> **Given instruction**
Report how many lines of the entries below contain the word "wrote", and nothing more.

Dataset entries
'''
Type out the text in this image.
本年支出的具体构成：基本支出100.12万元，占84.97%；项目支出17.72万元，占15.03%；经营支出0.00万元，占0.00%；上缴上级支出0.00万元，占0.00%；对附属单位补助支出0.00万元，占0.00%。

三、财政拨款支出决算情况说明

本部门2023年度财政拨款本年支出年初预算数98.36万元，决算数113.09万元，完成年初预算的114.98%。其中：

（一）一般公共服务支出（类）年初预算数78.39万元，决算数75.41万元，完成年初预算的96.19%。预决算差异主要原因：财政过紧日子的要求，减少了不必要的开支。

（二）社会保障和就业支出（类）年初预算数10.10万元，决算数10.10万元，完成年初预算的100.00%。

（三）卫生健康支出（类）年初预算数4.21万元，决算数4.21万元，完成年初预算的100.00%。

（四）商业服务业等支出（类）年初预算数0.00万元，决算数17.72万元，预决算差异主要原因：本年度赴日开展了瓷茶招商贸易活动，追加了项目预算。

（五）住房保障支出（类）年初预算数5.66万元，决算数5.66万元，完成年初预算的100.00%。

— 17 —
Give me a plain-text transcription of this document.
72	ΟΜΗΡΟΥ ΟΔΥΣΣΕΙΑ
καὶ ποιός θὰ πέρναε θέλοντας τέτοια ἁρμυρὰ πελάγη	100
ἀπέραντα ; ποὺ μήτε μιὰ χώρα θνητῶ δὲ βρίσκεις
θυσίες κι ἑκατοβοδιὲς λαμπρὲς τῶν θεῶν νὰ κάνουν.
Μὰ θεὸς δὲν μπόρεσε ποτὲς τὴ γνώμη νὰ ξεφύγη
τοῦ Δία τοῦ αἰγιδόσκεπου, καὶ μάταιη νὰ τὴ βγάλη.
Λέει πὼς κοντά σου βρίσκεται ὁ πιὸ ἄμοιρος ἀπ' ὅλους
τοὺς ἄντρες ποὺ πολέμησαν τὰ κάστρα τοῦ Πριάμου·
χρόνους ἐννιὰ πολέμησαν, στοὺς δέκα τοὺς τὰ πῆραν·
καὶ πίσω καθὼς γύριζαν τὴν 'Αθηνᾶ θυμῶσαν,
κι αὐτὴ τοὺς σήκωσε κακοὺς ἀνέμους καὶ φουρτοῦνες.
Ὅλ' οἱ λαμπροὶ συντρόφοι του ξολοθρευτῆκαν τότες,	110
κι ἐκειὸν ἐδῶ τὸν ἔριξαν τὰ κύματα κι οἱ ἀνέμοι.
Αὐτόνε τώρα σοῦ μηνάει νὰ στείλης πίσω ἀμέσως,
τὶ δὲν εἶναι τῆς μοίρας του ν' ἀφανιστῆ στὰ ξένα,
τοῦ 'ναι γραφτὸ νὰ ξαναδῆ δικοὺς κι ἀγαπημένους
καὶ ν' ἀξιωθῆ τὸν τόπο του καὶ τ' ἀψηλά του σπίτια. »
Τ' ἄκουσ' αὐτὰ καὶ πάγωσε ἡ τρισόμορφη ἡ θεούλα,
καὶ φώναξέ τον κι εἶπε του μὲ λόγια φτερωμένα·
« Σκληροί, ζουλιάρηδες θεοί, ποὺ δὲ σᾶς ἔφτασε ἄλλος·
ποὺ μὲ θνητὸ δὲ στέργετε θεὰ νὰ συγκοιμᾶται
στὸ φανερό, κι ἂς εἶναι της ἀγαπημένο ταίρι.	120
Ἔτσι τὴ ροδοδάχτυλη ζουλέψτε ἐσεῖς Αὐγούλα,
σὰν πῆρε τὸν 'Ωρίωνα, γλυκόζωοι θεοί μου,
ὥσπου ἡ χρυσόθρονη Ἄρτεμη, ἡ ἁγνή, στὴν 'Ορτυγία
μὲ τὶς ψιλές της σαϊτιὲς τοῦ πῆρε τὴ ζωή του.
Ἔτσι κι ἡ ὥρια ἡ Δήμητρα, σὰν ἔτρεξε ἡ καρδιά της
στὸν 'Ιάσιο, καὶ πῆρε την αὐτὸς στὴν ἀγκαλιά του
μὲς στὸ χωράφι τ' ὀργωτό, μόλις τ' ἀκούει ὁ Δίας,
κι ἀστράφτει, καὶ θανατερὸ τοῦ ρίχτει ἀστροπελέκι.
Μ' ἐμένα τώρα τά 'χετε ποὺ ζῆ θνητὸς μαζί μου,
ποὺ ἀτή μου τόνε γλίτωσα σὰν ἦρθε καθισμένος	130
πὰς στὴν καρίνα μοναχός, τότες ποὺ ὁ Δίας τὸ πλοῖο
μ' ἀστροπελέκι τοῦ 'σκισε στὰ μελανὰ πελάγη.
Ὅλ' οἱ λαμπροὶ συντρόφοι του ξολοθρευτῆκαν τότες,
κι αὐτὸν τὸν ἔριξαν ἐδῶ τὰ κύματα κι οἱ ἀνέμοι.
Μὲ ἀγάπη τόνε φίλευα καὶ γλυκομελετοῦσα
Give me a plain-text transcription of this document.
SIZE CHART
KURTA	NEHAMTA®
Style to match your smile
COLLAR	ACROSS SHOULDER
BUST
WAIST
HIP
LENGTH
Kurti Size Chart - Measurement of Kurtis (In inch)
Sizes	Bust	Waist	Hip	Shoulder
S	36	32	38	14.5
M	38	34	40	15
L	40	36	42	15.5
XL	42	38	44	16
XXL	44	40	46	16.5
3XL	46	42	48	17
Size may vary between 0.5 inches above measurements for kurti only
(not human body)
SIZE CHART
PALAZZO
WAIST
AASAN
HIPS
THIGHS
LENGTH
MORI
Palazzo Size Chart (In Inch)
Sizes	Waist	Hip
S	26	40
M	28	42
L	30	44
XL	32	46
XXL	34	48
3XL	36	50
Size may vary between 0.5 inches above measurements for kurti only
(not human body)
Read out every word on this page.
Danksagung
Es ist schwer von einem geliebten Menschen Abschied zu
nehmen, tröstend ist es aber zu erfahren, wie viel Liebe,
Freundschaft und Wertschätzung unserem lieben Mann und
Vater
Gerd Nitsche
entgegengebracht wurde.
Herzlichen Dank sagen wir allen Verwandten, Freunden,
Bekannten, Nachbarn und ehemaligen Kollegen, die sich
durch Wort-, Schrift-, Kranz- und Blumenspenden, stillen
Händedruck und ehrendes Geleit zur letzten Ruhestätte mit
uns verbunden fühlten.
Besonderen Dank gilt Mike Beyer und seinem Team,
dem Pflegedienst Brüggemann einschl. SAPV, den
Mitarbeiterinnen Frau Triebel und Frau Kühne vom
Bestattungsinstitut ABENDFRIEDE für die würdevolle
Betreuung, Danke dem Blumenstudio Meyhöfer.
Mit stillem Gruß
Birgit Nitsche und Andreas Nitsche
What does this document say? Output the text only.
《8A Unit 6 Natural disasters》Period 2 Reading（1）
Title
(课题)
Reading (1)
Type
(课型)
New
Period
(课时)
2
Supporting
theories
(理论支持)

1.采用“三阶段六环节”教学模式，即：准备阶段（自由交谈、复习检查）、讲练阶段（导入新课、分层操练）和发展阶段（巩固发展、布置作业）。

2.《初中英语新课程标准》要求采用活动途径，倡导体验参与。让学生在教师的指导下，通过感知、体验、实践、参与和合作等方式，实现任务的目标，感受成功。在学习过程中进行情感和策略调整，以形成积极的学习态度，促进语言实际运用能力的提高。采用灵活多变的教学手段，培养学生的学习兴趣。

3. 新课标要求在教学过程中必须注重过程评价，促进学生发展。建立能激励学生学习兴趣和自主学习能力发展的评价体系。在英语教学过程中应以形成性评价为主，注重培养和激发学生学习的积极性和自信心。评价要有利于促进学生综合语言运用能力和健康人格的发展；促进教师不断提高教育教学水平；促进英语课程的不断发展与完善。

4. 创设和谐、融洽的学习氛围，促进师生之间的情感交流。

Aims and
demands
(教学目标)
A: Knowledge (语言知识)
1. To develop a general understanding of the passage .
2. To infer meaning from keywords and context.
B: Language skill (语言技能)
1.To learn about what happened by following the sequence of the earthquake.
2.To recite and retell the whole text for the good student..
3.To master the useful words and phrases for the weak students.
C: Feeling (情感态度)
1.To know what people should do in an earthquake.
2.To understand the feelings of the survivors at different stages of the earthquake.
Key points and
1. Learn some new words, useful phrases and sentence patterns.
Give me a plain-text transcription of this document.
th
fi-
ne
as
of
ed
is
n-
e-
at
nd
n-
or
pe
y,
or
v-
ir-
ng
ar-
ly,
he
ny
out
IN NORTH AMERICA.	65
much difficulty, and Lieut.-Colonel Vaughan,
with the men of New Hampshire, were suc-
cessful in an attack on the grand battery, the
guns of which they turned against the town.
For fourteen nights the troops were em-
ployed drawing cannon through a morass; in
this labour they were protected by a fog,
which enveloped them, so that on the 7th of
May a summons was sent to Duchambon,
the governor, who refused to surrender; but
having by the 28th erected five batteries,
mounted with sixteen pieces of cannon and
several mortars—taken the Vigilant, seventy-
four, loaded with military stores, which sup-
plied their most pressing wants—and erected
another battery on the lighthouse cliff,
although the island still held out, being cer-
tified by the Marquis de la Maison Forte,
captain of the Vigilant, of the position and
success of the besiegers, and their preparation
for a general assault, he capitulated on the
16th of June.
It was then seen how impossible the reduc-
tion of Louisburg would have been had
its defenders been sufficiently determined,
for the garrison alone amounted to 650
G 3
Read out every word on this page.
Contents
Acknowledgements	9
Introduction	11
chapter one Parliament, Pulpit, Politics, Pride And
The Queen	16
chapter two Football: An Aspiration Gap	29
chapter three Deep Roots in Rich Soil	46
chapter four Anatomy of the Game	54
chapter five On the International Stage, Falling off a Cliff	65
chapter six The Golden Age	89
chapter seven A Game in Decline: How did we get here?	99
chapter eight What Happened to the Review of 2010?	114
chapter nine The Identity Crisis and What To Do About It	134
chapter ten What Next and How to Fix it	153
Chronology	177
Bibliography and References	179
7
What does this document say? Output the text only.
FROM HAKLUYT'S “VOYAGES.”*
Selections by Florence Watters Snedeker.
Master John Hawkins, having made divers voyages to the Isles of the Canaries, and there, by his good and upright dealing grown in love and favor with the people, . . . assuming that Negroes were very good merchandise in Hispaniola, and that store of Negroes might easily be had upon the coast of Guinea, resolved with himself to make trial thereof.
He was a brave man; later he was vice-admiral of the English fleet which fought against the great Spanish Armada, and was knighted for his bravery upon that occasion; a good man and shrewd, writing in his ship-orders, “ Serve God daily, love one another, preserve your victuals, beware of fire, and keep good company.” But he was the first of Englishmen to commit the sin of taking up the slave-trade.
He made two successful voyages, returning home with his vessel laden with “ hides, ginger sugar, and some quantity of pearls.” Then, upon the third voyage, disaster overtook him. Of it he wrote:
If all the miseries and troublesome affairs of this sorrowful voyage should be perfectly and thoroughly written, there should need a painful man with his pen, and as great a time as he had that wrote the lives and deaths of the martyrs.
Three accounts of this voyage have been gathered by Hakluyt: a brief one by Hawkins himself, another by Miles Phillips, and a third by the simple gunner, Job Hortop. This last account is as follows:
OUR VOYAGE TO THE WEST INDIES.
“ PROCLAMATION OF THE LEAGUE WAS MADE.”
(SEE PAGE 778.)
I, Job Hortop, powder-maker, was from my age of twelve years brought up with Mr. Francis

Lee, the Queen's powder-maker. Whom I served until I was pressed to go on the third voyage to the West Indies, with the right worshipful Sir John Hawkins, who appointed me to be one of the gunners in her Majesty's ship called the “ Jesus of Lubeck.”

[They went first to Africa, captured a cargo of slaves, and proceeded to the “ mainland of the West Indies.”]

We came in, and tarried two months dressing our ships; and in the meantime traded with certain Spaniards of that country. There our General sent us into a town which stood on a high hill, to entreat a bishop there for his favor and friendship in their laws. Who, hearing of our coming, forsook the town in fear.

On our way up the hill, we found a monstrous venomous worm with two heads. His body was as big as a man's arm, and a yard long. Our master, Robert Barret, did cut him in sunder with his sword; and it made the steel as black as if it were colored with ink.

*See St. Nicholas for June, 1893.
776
'''
> **The response**
2